[Rows from a figure dataset]
----------------------------------------
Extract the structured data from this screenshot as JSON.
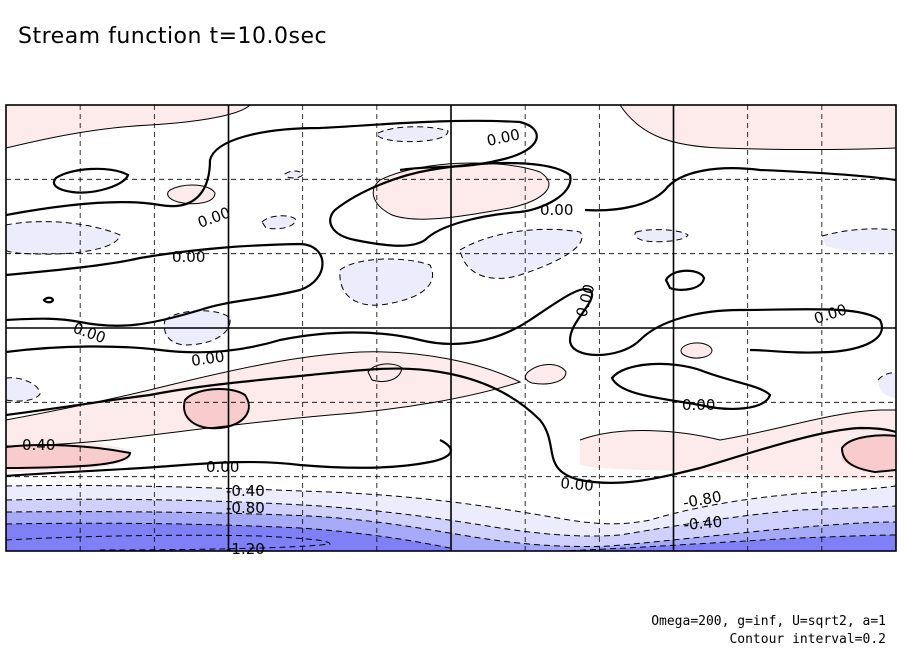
{
  "chart_data": {
    "type": "heatmap",
    "title": "Stream function t=10.0sec",
    "annotations": {
      "params": "Omega=200, g=inf, U=sqrt2, a=1",
      "interval": "Contour interval=0.2"
    },
    "contour_interval": 0.2,
    "contour_levels_labeled": [
      {
        "value": "0.00"
      },
      {
        "value": "0.00"
      },
      {
        "value": "0.00"
      },
      {
        "value": "0.00"
      },
      {
        "value": "0.00"
      },
      {
        "value": "0.00"
      },
      {
        "value": "0.00"
      },
      {
        "value": "0.00"
      },
      {
        "value": "0.00"
      },
      {
        "value": "0.00"
      },
      {
        "value": "0.00"
      },
      {
        "value": "0.40"
      },
      {
        "value": "-0.40"
      },
      {
        "value": "-0.80"
      },
      {
        "value": "-0.80"
      },
      {
        "value": "-0.40"
      },
      {
        "value": "-1.20"
      }
    ],
    "fill_colors": {
      "positive_light": "#fdeaea",
      "positive_mid": "#f8cccc",
      "negative_light": "#ececfd",
      "negative_mid": "#cfd0fb",
      "negative_strong": "#a6a8f8",
      "negative_deep": "#7f80f5"
    },
    "grid": true,
    "grid_style": "dashed with solid major lines"
  }
}
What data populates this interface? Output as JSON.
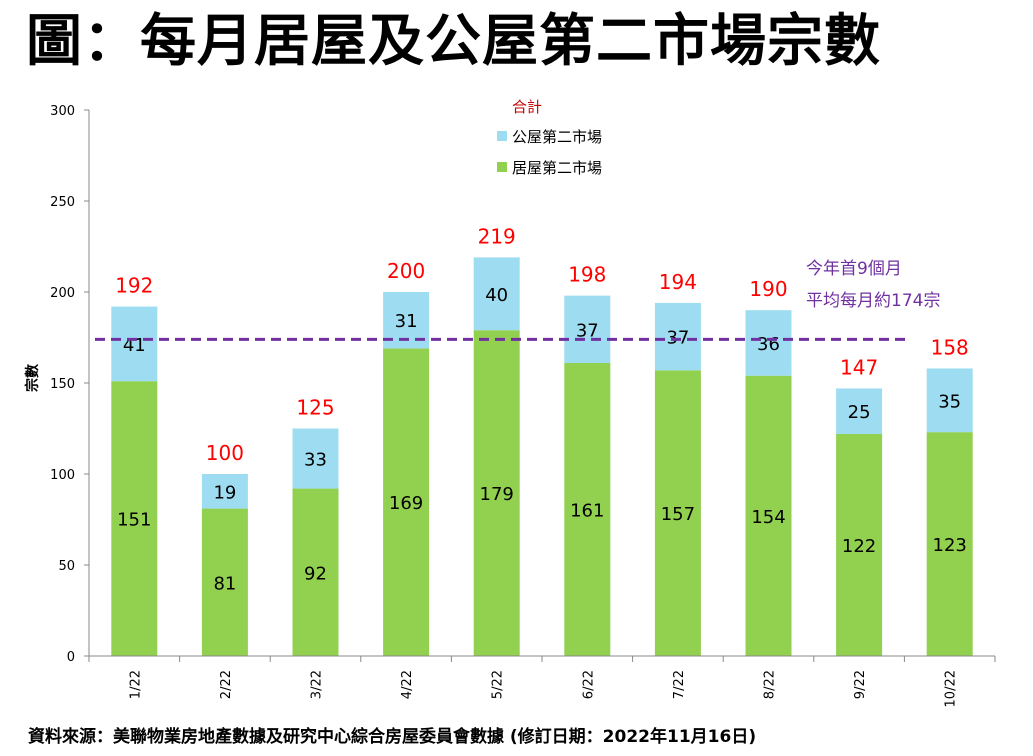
{
  "title": "圖：每月居屋及公屋第二市場宗數",
  "source": "資料來源：美聯物業房地產數據及研究中心綜合房屋委員會數據 (修訂日期：2022年11月16日)",
  "chart_data": {
    "type": "bar",
    "stacked": true,
    "categories": [
      "1/22",
      "2/22",
      "3/22",
      "4/22",
      "5/22",
      "6/22",
      "7/22",
      "8/22",
      "9/22",
      "10/22"
    ],
    "series": [
      {
        "name": "居屋第二市場",
        "color": "#92d050",
        "values": [
          151,
          81,
          92,
          169,
          179,
          161,
          157,
          154,
          122,
          123
        ]
      },
      {
        "name": "公屋第二市場",
        "color": "#9ddcf1",
        "values": [
          41,
          19,
          33,
          31,
          40,
          37,
          37,
          36,
          25,
          35
        ]
      }
    ],
    "totals": [
      192,
      100,
      125,
      200,
      219,
      198,
      194,
      190,
      147,
      158
    ],
    "legend_title": "合計",
    "legend_position": "top-center",
    "ylabel": "宗數",
    "xlabel": "",
    "ylim": [
      0,
      300
    ],
    "yticks": [
      0,
      50,
      100,
      150,
      200,
      250,
      300
    ],
    "average_line": {
      "value": 174,
      "color": "#7030a0",
      "style": "dashed",
      "label_line1": "今年首9個月",
      "label_line2": "平均每月約174宗"
    }
  }
}
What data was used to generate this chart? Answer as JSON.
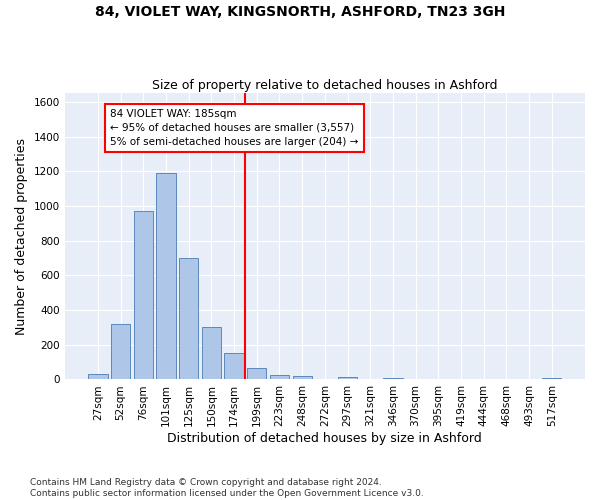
{
  "title_line1": "84, VIOLET WAY, KINGSNORTH, ASHFORD, TN23 3GH",
  "title_line2": "Size of property relative to detached houses in Ashford",
  "xlabel": "Distribution of detached houses by size in Ashford",
  "ylabel": "Number of detached properties",
  "footnote": "Contains HM Land Registry data © Crown copyright and database right 2024.\nContains public sector information licensed under the Open Government Licence v3.0.",
  "bin_labels": [
    "27sqm",
    "52sqm",
    "76sqm",
    "101sqm",
    "125sqm",
    "150sqm",
    "174sqm",
    "199sqm",
    "223sqm",
    "248sqm",
    "272sqm",
    "297sqm",
    "321sqm",
    "346sqm",
    "370sqm",
    "395sqm",
    "419sqm",
    "444sqm",
    "468sqm",
    "493sqm",
    "517sqm"
  ],
  "bar_values": [
    30,
    320,
    970,
    1190,
    700,
    300,
    155,
    65,
    25,
    20,
    0,
    15,
    0,
    10,
    0,
    0,
    0,
    0,
    0,
    0,
    10
  ],
  "bar_color": "#aec6e8",
  "bar_edge_color": "#4a7bb5",
  "vline_x": 6.5,
  "vline_color": "red",
  "annotation_text": "84 VIOLET WAY: 185sqm\n← 95% of detached houses are smaller (3,557)\n5% of semi-detached houses are larger (204) →",
  "annotation_box_color": "white",
  "annotation_box_edge_color": "red",
  "ylim": [
    0,
    1650
  ],
  "yticks": [
    0,
    200,
    400,
    600,
    800,
    1000,
    1200,
    1400,
    1600
  ],
  "plot_bg_color": "#e8eef8",
  "title_fontsize": 10,
  "subtitle_fontsize": 9,
  "axis_label_fontsize": 9,
  "tick_fontsize": 7.5,
  "footnote_fontsize": 6.5
}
----------------------------------------
Exercise goal =>
Copy out the entries verbatim and leave the images out.

Problem solution =>
Extract the structured data from this screenshot as JSON.
{
  "chart_data": {
    "type": "heatmap",
    "title": "Stream function t=10.0sec",
    "annotations": {
      "params": "Omega=200, g=inf, U=sqrt2, a=1",
      "interval": "Contour interval=0.2"
    },
    "contour_interval": 0.2,
    "contour_levels_labeled": [
      {
        "value": "0.00"
      },
      {
        "value": "0.00"
      },
      {
        "value": "0.00"
      },
      {
        "value": "0.00"
      },
      {
        "value": "0.00"
      },
      {
        "value": "0.00"
      },
      {
        "value": "0.00"
      },
      {
        "value": "0.00"
      },
      {
        "value": "0.00"
      },
      {
        "value": "0.00"
      },
      {
        "value": "0.00"
      },
      {
        "value": "0.40"
      },
      {
        "value": "-0.40"
      },
      {
        "value": "-0.80"
      },
      {
        "value": "-0.80"
      },
      {
        "value": "-0.40"
      },
      {
        "value": "-1.20"
      }
    ],
    "fill_colors": {
      "positive_light": "#fdeaea",
      "positive_mid": "#f8cccc",
      "negative_light": "#ececfd",
      "negative_mid": "#cfd0fb",
      "negative_strong": "#a6a8f8",
      "negative_deep": "#7f80f5"
    },
    "grid": true,
    "grid_style": "dashed with solid major lines"
  }
}
What data populates this interface? Output as JSON.
{
  "title": "圖：每月居屋及公屋第二市場宗數",
  "source": "資料來源：美聯物業房地產數據及研究中心綜合房屋委員會數據 (修訂日期：2022年11月16日)",
  "chart_data": {
    "type": "bar",
    "stacked": true,
    "categories": [
      "1/22",
      "2/22",
      "3/22",
      "4/22",
      "5/22",
      "6/22",
      "7/22",
      "8/22",
      "9/22",
      "10/22"
    ],
    "series": [
      {
        "name": "居屋第二市場",
        "color": "#92d050",
        "values": [
          151,
          81,
          92,
          169,
          179,
          161,
          157,
          154,
          122,
          123
        ]
      },
      {
        "name": "公屋第二市場",
        "color": "#9ddcf1",
        "values": [
          41,
          19,
          33,
          31,
          40,
          37,
          37,
          36,
          25,
          35
        ]
      }
    ],
    "totals": [
      192,
      100,
      125,
      200,
      219,
      198,
      194,
      190,
      147,
      158
    ],
    "legend_title": "合計",
    "legend_position": "top-center",
    "ylabel": "宗數",
    "xlabel": "",
    "ylim": [
      0,
      300
    ],
    "yticks": [
      0,
      50,
      100,
      150,
      200,
      250,
      300
    ],
    "average_line": {
      "value": 174,
      "color": "#7030a0",
      "style": "dashed",
      "label_line1": "今年首9個月",
      "label_line2": "平均每月約174宗"
    }
  }
}
What data was used to generate this chart? Answer as JSON.
{
  "title_line1": "84, VIOLET WAY, KINGSNORTH, ASHFORD, TN23 3GH",
  "title_line2": "Size of property relative to detached houses in Ashford",
  "xlabel": "Distribution of detached houses by size in Ashford",
  "ylabel": "Number of detached properties",
  "footnote": "Contains HM Land Registry data © Crown copyright and database right 2024.\nContains public sector information licensed under the Open Government Licence v3.0.",
  "bin_labels": [
    "27sqm",
    "52sqm",
    "76sqm",
    "101sqm",
    "125sqm",
    "150sqm",
    "174sqm",
    "199sqm",
    "223sqm",
    "248sqm",
    "272sqm",
    "297sqm",
    "321sqm",
    "346sqm",
    "370sqm",
    "395sqm",
    "419sqm",
    "444sqm",
    "468sqm",
    "493sqm",
    "517sqm"
  ],
  "bar_values": [
    30,
    320,
    970,
    1190,
    700,
    300,
    155,
    65,
    25,
    20,
    0,
    15,
    0,
    10,
    0,
    0,
    0,
    0,
    0,
    0,
    10
  ],
  "bar_color": "#aec6e8",
  "bar_edge_color": "#4a7bb5",
  "vline_x": 6.5,
  "vline_color": "red",
  "annotation_text": "84 VIOLET WAY: 185sqm\n← 95% of detached houses are smaller (3,557)\n5% of semi-detached houses are larger (204) →",
  "annotation_box_color": "white",
  "annotation_box_edge_color": "red",
  "ylim": [
    0,
    1650
  ],
  "yticks": [
    0,
    200,
    400,
    600,
    800,
    1000,
    1200,
    1400,
    1600
  ],
  "plot_bg_color": "#e8eef8",
  "title_fontsize": 10,
  "subtitle_fontsize": 9,
  "axis_label_fontsize": 9,
  "tick_fontsize": 7.5,
  "footnote_fontsize": 6.5
}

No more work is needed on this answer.